= Given request =
What follows is a set of records; repeat all of them exactly.

= Material provided =
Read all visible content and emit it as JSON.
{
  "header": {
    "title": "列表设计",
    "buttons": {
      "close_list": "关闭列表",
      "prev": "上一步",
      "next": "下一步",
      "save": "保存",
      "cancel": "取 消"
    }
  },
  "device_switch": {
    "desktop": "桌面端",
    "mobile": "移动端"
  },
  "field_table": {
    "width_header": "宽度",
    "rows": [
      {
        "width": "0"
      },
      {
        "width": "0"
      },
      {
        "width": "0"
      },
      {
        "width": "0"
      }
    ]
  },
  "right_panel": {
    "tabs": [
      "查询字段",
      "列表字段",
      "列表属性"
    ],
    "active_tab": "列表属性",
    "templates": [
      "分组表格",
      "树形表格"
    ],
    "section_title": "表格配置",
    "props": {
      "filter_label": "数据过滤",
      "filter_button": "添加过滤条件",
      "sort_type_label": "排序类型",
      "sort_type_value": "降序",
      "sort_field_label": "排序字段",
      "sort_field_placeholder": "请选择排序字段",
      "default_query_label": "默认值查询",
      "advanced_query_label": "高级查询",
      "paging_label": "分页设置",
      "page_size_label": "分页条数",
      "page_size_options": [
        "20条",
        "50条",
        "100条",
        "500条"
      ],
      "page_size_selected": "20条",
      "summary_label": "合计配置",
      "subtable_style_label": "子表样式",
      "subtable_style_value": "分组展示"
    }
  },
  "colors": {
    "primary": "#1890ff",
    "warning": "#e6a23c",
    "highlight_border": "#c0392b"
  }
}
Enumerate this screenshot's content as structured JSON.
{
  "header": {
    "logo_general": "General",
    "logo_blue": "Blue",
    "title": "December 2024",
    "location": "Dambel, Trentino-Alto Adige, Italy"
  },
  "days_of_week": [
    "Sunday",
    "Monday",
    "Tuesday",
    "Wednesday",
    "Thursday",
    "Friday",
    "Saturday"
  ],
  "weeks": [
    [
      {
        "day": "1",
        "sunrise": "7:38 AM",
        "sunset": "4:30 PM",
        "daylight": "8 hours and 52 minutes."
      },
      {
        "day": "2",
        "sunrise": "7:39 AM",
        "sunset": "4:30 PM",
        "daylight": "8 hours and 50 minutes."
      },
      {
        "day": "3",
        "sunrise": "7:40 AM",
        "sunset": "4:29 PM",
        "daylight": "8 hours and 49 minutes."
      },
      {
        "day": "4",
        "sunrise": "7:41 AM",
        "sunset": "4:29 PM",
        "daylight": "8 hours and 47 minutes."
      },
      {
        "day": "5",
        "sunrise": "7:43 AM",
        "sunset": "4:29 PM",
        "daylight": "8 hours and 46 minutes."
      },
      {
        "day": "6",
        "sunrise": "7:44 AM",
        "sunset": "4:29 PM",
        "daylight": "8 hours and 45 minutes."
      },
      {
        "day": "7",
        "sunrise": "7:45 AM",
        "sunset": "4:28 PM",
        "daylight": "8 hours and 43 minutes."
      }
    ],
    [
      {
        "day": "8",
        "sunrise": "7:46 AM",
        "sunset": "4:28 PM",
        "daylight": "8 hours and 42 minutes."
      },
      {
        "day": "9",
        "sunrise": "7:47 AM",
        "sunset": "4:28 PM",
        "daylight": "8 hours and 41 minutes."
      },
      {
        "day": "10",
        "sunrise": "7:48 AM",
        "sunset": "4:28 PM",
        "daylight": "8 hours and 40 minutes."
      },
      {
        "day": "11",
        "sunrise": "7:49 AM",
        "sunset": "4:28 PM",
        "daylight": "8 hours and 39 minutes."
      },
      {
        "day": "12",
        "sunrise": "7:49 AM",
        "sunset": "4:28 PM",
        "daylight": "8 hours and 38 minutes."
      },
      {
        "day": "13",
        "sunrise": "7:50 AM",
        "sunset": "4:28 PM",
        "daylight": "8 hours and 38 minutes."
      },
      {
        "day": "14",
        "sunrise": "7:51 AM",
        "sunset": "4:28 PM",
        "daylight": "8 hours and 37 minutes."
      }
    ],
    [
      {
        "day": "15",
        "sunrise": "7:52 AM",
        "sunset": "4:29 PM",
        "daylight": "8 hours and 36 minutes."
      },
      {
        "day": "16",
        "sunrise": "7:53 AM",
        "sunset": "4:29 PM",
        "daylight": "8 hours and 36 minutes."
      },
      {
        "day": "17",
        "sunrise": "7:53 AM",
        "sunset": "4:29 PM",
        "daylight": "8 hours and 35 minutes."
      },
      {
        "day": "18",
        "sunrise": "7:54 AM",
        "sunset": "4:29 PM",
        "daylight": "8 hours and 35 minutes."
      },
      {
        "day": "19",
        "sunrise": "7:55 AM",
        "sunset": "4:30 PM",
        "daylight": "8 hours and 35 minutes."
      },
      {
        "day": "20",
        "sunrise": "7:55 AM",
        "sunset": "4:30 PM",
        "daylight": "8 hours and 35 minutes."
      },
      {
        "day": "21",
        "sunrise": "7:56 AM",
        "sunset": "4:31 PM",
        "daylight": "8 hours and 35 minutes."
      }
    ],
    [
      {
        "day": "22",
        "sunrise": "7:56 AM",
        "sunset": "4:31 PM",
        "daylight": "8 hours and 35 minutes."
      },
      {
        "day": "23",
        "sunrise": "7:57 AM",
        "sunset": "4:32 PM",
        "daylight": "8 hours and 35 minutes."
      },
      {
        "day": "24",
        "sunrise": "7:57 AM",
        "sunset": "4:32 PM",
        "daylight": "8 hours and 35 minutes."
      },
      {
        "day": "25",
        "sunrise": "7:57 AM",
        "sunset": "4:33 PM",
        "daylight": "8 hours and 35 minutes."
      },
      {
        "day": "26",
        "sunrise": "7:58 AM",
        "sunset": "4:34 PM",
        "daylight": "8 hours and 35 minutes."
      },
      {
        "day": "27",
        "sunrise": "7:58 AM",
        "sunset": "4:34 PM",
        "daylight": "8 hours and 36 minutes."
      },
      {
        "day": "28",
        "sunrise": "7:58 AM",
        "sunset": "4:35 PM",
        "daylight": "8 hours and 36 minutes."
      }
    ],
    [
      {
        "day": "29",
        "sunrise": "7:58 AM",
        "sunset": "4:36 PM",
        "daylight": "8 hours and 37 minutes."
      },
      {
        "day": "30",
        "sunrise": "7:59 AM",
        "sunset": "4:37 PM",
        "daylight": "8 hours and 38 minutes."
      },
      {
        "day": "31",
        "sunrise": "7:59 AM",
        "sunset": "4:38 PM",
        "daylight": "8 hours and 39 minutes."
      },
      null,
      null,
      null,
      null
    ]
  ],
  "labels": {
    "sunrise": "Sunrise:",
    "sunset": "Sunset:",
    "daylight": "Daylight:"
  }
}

= Full output =
Read all visible content and emit it as JSON.
{
  "header": {
    "title": "列表设计",
    "buttons": {
      "close_list": "关闭列表",
      "prev": "上一步",
      "next": "下一步",
      "save": "保存",
      "cancel": "取 消"
    }
  },
  "device_switch": {
    "desktop": "桌面端",
    "mobile": "移动端"
  },
  "field_table": {
    "width_header": "宽度",
    "rows": [
      {
        "width": "0"
      },
      {
        "width": "0"
      },
      {
        "width": "0"
      },
      {
        "width": "0"
      }
    ]
  },
  "right_panel": {
    "tabs": [
      "查询字段",
      "列表字段",
      "列表属性"
    ],
    "active_tab": "列表属性",
    "templates": [
      "分组表格",
      "树形表格"
    ],
    "section_title": "表格配置",
    "props": {
      "filter_label": "数据过滤",
      "filter_button": "添加过滤条件",
      "sort_type_label": "排序类型",
      "sort_type_value": "降序",
      "sort_field_label": "排序字段",
      "sort_field_placeholder": "请选择排序字段",
      "default_query_label": "默认值查询",
      "advanced_query_label": "高级查询",
      "paging_label": "分页设置",
      "page_size_label": "分页条数",
      "page_size_options": [
        "20条",
        "50条",
        "100条",
        "500条"
      ],
      "page_size_selected": "20条",
      "summary_label": "合计配置",
      "subtable_style_label": "子表样式",
      "subtable_style_value": "分组展示"
    }
  },
  "colors": {
    "primary": "#1890ff",
    "warning": "#e6a23c",
    "highlight_border": "#c0392b"
  }
}
Enumerate this screenshot's content as structured JSON.
{
  "header": {
    "logo_general": "General",
    "logo_blue": "Blue",
    "title": "December 2024",
    "location": "Dambel, Trentino-Alto Adige, Italy"
  },
  "days_of_week": [
    "Sunday",
    "Monday",
    "Tuesday",
    "Wednesday",
    "Thursday",
    "Friday",
    "Saturday"
  ],
  "weeks": [
    [
      {
        "day": "1",
        "sunrise": "7:38 AM",
        "sunset": "4:30 PM",
        "daylight": "8 hours and 52 minutes."
      },
      {
        "day": "2",
        "sunrise": "7:39 AM",
        "sunset": "4:30 PM",
        "daylight": "8 hours and 50 minutes."
      },
      {
        "day": "3",
        "sunrise": "7:40 AM",
        "sunset": "4:29 PM",
        "daylight": "8 hours and 49 minutes."
      },
      {
        "day": "4",
        "sunrise": "7:41 AM",
        "sunset": "4:29 PM",
        "daylight": "8 hours and 47 minutes."
      },
      {
        "day": "5",
        "sunrise": "7:43 AM",
        "sunset": "4:29 PM",
        "daylight": "8 hours and 46 minutes."
      },
      {
        "day": "6",
        "sunrise": "7:44 AM",
        "sunset": "4:29 PM",
        "daylight": "8 hours and 45 minutes."
      },
      {
        "day": "7",
        "sunrise": "7:45 AM",
        "sunset": "4:28 PM",
        "daylight": "8 hours and 43 minutes."
      }
    ],
    [
      {
        "day": "8",
        "sunrise": "7:46 AM",
        "sunset": "4:28 PM",
        "daylight": "8 hours and 42 minutes."
      },
      {
        "day": "9",
        "sunrise": "7:47 AM",
        "sunset": "4:28 PM",
        "daylight": "8 hours and 41 minutes."
      },
      {
        "day": "10",
        "sunrise": "7:48 AM",
        "sunset": "4:28 PM",
        "daylight": "8 hours and 40 minutes."
      },
      {
        "day": "11",
        "sunrise": "7:49 AM",
        "sunset": "4:28 PM",
        "daylight": "8 hours and 39 minutes."
      },
      {
        "day": "12",
        "sunrise": "7:49 AM",
        "sunset": "4:28 PM",
        "daylight": "8 hours and 38 minutes."
      },
      {
        "day": "13",
        "sunrise": "7:50 AM",
        "sunset": "4:28 PM",
        "daylight": "8 hours and 38 minutes."
      },
      {
        "day": "14",
        "sunrise": "7:51 AM",
        "sunset": "4:28 PM",
        "daylight": "8 hours and 37 minutes."
      }
    ],
    [
      {
        "day": "15",
        "sunrise": "7:52 AM",
        "sunset": "4:29 PM",
        "daylight": "8 hours and 36 minutes."
      },
      {
        "day": "16",
        "sunrise": "7:53 AM",
        "sunset": "4:29 PM",
        "daylight": "8 hours and 36 minutes."
      },
      {
        "day": "17",
        "sunrise": "7:53 AM",
        "sunset": "4:29 PM",
        "daylight": "8 hours and 35 minutes."
      },
      {
        "day": "18",
        "sunrise": "7:54 AM",
        "sunset": "4:29 PM",
        "daylight": "8 hours and 35 minutes."
      },
      {
        "day": "19",
        "sunrise": "7:55 AM",
        "sunset": "4:30 PM",
        "daylight": "8 hours and 35 minutes."
      },
      {
        "day": "20",
        "sunrise": "7:55 AM",
        "sunset": "4:30 PM",
        "daylight": "8 hours and 35 minutes."
      },
      {
        "day": "21",
        "sunrise": "7:56 AM",
        "sunset": "4:31 PM",
        "daylight": "8 hours and 35 minutes."
      }
    ],
    [
      {
        "day": "22",
        "sunrise": "7:56 AM",
        "sunset": "4:31 PM",
        "daylight": "8 hours and 35 minutes."
      },
      {
        "day": "23",
        "sunrise": "7:57 AM",
        "sunset": "4:32 PM",
        "daylight": "8 hours and 35 minutes."
      },
      {
        "day": "24",
        "sunrise": "7:57 AM",
        "sunset": "4:32 PM",
        "daylight": "8 hours and 35 minutes."
      },
      {
        "day": "25",
        "sunrise": "7:57 AM",
        "sunset": "4:33 PM",
        "daylight": "8 hours and 35 minutes."
      },
      {
        "day": "26",
        "sunrise": "7:58 AM",
        "sunset": "4:34 PM",
        "daylight": "8 hours and 35 minutes."
      },
      {
        "day": "27",
        "sunrise": "7:58 AM",
        "sunset": "4:34 PM",
        "daylight": "8 hours and 36 minutes."
      },
      {
        "day": "28",
        "sunrise": "7:58 AM",
        "sunset": "4:35 PM",
        "daylight": "8 hours and 36 minutes."
      }
    ],
    [
      {
        "day": "29",
        "sunrise": "7:58 AM",
        "sunset": "4:36 PM",
        "daylight": "8 hours and 37 minutes."
      },
      {
        "day": "30",
        "sunrise": "7:59 AM",
        "sunset": "4:37 PM",
        "daylight": "8 hours and 38 minutes."
      },
      {
        "day": "31",
        "sunrise": "7:59 AM",
        "sunset": "4:38 PM",
        "daylight": "8 hours and 39 minutes."
      },
      null,
      null,
      null,
      null
    ]
  ],
  "labels": {
    "sunrise": "Sunrise:",
    "sunset": "Sunset:",
    "daylight": "Daylight:"
  }
}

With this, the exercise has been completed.